## [QUOTED PASSAGE]
■ ■ ■ ■
Written by RKL Team | Dec 2, 2013 2:41:58 PM

Recently, I read a brief article by Lisa Anderson entitled “Business Process ROI.” I could not help but chuckle at my broad agreement with Anderson when she said that, while she endorsed the concept of “business process improvement,” she was “not a fan of what many term ‘business process improvement’ which turns into a wasted exercise of creating volumes of 1-inch [sic] thick binders of best practice processes that sit on the shelf and collect dust.” [1]

Bravo for that!

First on the list of Anderson’s tips was “Involve employees” and this immediately reminded me of the Toyota Way and what has come to be known as the Toyota Production System “House” diagram.

Sadly, a great many executives and managers today believe that their ERP (enterprise resource planning) system is the “heart of their enterprise.” People, to these misled managers, are secondary and replaceable components.

Between 1950 and the mid-2000’s, Toyota Motor Company managed to build a worldwide business enterprise which, by 2004, was making more profit than General Motors, Ford and Daimler-Chrysler combined. And its management did, for the most part, without either the computers or the capital available to the Big Three American auto manufacturers.

Involving People

Toyota accomplished this by relying upon people—upon their intuition and upon their innate desire to do a good job.

To this day, Toyota’s manufacturing floor remains, essentially, “a black box” to finance and accounting. Accounting knows the inputs to and outputs from manufacturing operations, but it does not concern itself with measuring “efficiencies” or “utilization.”
■ ■ ■ ■
## [EXTRACTED DATA]
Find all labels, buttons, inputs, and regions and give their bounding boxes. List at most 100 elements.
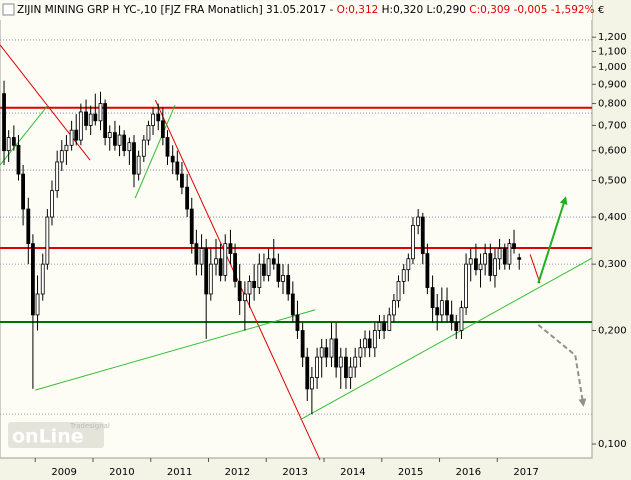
■ ■ ■ ■
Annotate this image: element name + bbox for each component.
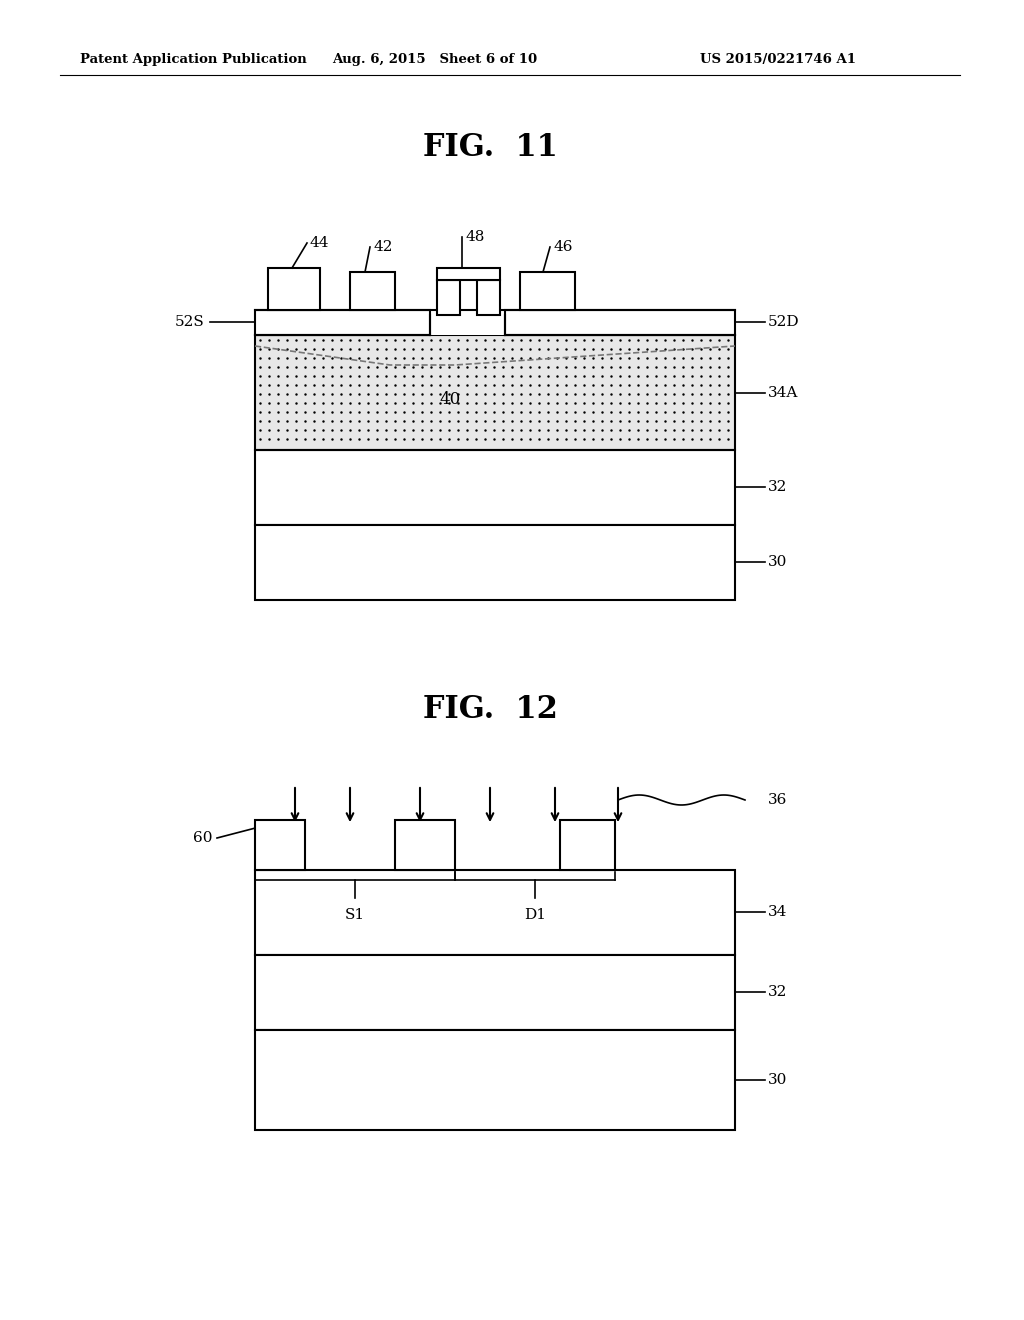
■ ■ ■ ■
## [PROMPT A]
Answer these from the business process post:
(i) Who wrote the article titled "Business Process ROI"?
(ii) What was first on the list of that writer's tips?
(iii) By 2004, Toyota was making more profit than which companies combined?
## [PROMPT B]
Duplicate the business process post from "Between 1950 and" up to and including "American auto manufacturers.".
The items aren't needed for any of this.

## [FINAL ANSWER A]
(i) Lisa Anderson
(ii) "Involve employees"
(iii) General Motors, Ford and Daimler-Chrysler

## [FINAL ANSWER B]
Between 1950 and the mid-2000’s, Toyota Motor Company managed to build a worldwide business enterprise which, by 2004, was making more profit than General Motors, Ford and Daimler-Chrysler combined. And its management did, for the most part, without either the computers or the capital available to the Big Three American auto manufacturers.